» **AIM**:
Quote the listing below in its entirety, omitting every image.

» **DATA**:
--- --- ---

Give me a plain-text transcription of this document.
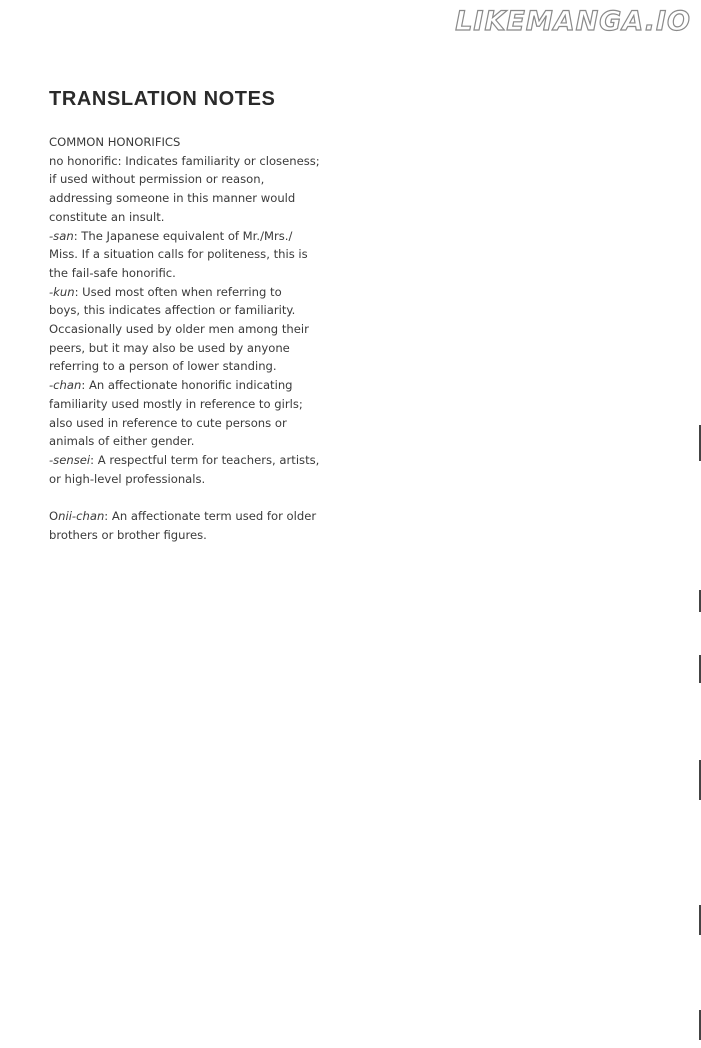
LIKEMANGA.IO
TRANSLATION NOTES

COMMON HONORIFICS

no honorific: Indicates familiarity or closeness;
if used without permission or reason,
addressing someone in this manner would
constitute an insult.

-san: The Japanese equivalent of Mr./Mrs./
Miss. If a situation calls for politeness, this is
the fail-safe honorific.

-kun: Used most often when referring to
boys, this indicates affection or familiarity.
Occasionally used by older men among their
peers, but it may also be used by anyone
referring to a person of lower standing.

-chan: An affectionate honorific indicating
familiarity used mostly in reference to girls;
also used in reference to cute persons or
animals of either gender.

-sensei: A respectful term for teachers, artists,
or high-level professionals.

Onii-chan: An affectionate term used for older
brothers or brother figures.
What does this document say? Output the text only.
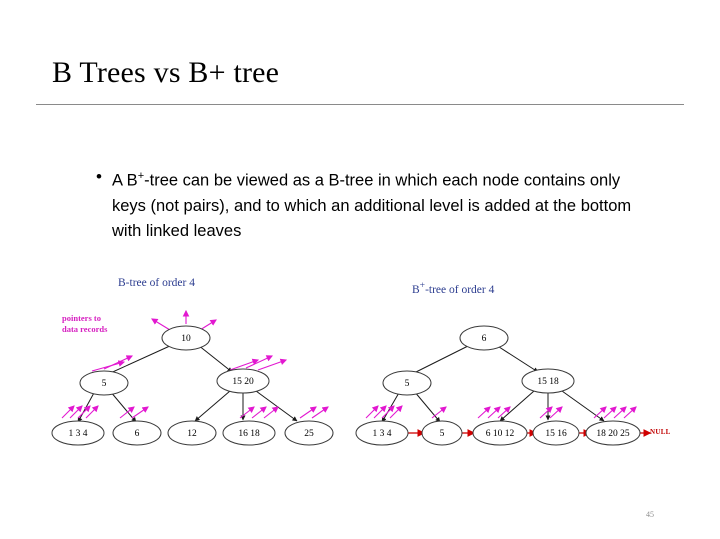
B Trees vs B+ tree
• A B+-tree can be viewed as a B-tree in which each node contains only keys (not pairs), and to which an additional level is added at the bottom with linked leaves
B-tree of order 4
B+-tree of order 4
pointers to
data records
10
5	15 20
1 3 4	6	12	16 18	25
6
5	15 18
1 3 4	5	6 10 12	15 16	18 20 25	NULL
45
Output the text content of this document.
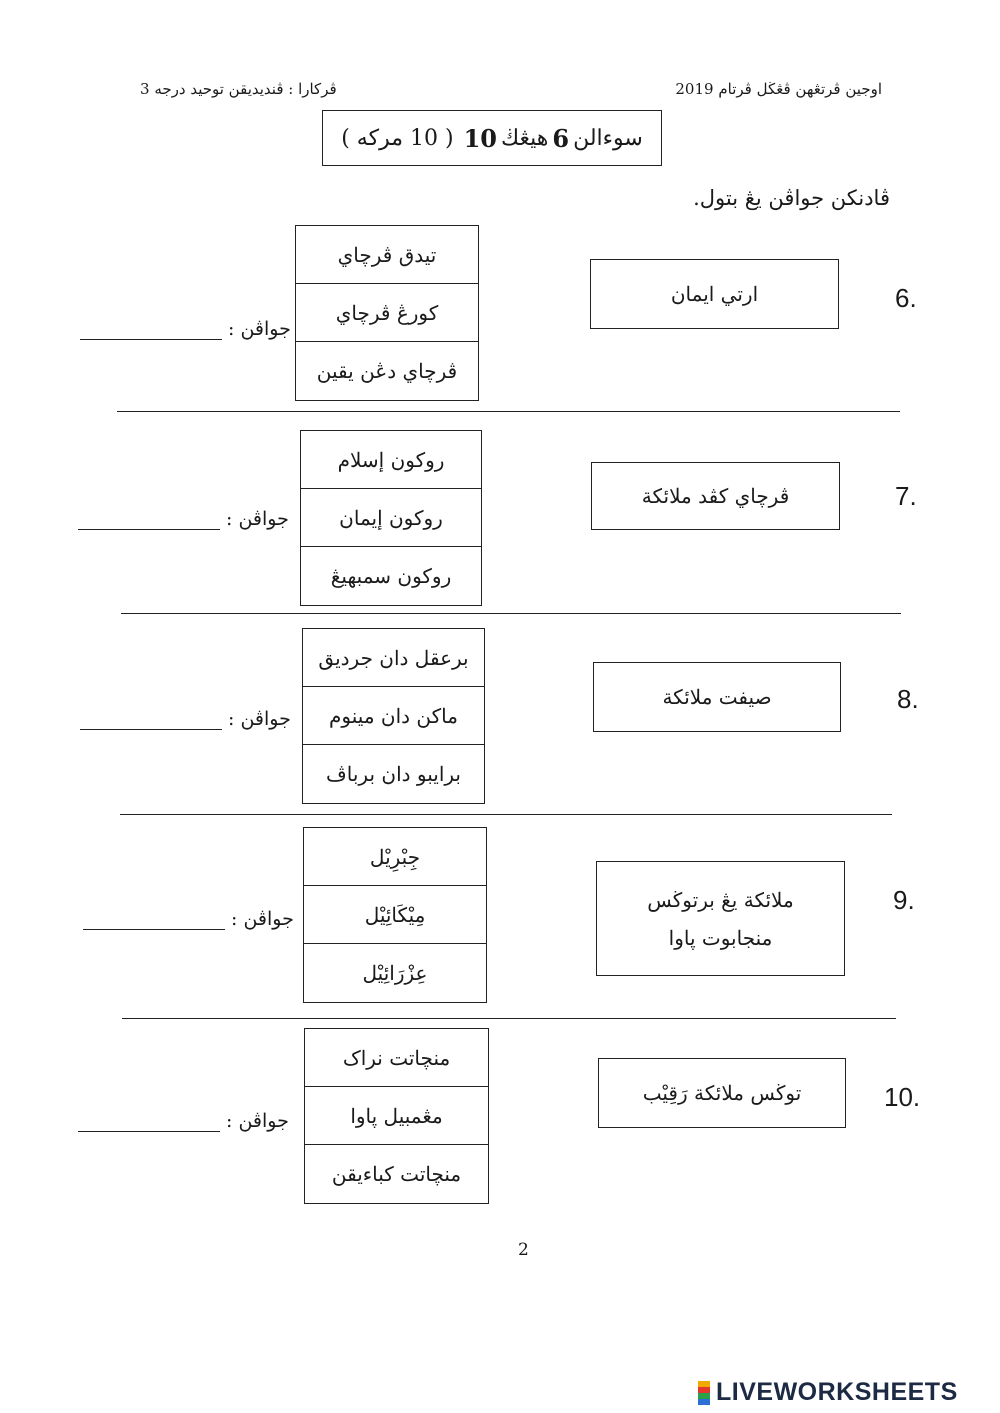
اوجين ڤرتڠهن ڤڠڬل ڤرتام 2019
ڤركارا : ڤنديديقن توحيد درجه 3
سوءالن
6
هيڠڬ
10
( 10 مركه )
ڤادنكن جواڤن يڠ بتول.
6.
ارتي ايمان
تيدق ڤرچاي
كورڠ ڤرچاي
ڤرچاي دڠن يقين
جواڤن :
7.
ڤرچاي كڤد ملائكة
روكون إسلام
روكون إيمان
روكون سمبهيڠ
جواڤن :
8.
صيفت ملائكة
برعقل دان جرديق
ماكن دان مينوم
برايبو دان برباڤ
جواڤن :
9.
ملائكة يڠ برتوڬس
منجابوت ڽاوا
جِبْرِيْل
مِيْكَائِيْل
عِزْرَائِيْل
جواڤن :
10.
توڬس ملائكة رَقِيْب
منچاتت نراک
مڠمبيل ڽاوا
منچاتت كباءيقن
جواڤن :
2
LIVEWORKSHEETS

--- --- ---

» **THE SOLUTION**:
Give me a plain-text transcription of this document.
LIKEMANGA.IO
TRANSLATION NOTES

COMMON HONORIFICS

no honorific: Indicates familiarity or closeness;
if used without permission or reason,
addressing someone in this manner would
constitute an insult.

-san: The Japanese equivalent of Mr./Mrs./
Miss. If a situation calls for politeness, this is
the fail-safe honorific.

-kun: Used most often when referring to
boys, this indicates affection or familiarity.
Occasionally used by older men among their
peers, but it may also be used by anyone
referring to a person of lower standing.

-chan: An affectionate honorific indicating
familiarity used mostly in reference to girls;
also used in reference to cute persons or
animals of either gender.

-sensei: A respectful term for teachers, artists,
or high-level professionals.

Onii-chan: An affectionate term used for older
brothers or brother figures.
What does this document say? Output the text only.
B Trees vs B+ tree
• A B+-tree can be viewed as a B-tree in which each node contains only keys (not pairs), and to which an additional level is added at the bottom with linked leaves
B-tree of order 4
B+-tree of order 4
pointers to
data records
10
5	15 20
1 3 4	6	12	16 18	25
6
5	15 18
1 3 4	5	6 10 12	15 16	18 20 25	NULL
45
Output the text content of this document.
اوجين ڤرتڠهن ڤڠڬل ڤرتام 2019
ڤركارا : ڤنديديقن توحيد درجه 3
سوءالن
6
هيڠڬ
10
( 10 مركه )
ڤادنكن جواڤن يڠ بتول.
6.
ارتي ايمان
تيدق ڤرچاي
كورڠ ڤرچاي
ڤرچاي دڠن يقين
جواڤن :
7.
ڤرچاي كڤد ملائكة
روكون إسلام
روكون إيمان
روكون سمبهيڠ
جواڤن :
8.
صيفت ملائكة
برعقل دان جرديق
ماكن دان مينوم
برايبو دان برباڤ
جواڤن :
9.
ملائكة يڠ برتوڬس
منجابوت ڽاوا
جِبْرِيْل
مِيْكَائِيْل
عِزْرَائِيْل
جواڤن :
10.
توڬس ملائكة رَقِيْب
منچاتت نراک
مڠمبيل ڽاوا
منچاتت كباءيقن
جواڤن :
2
LIVEWORKSHEETS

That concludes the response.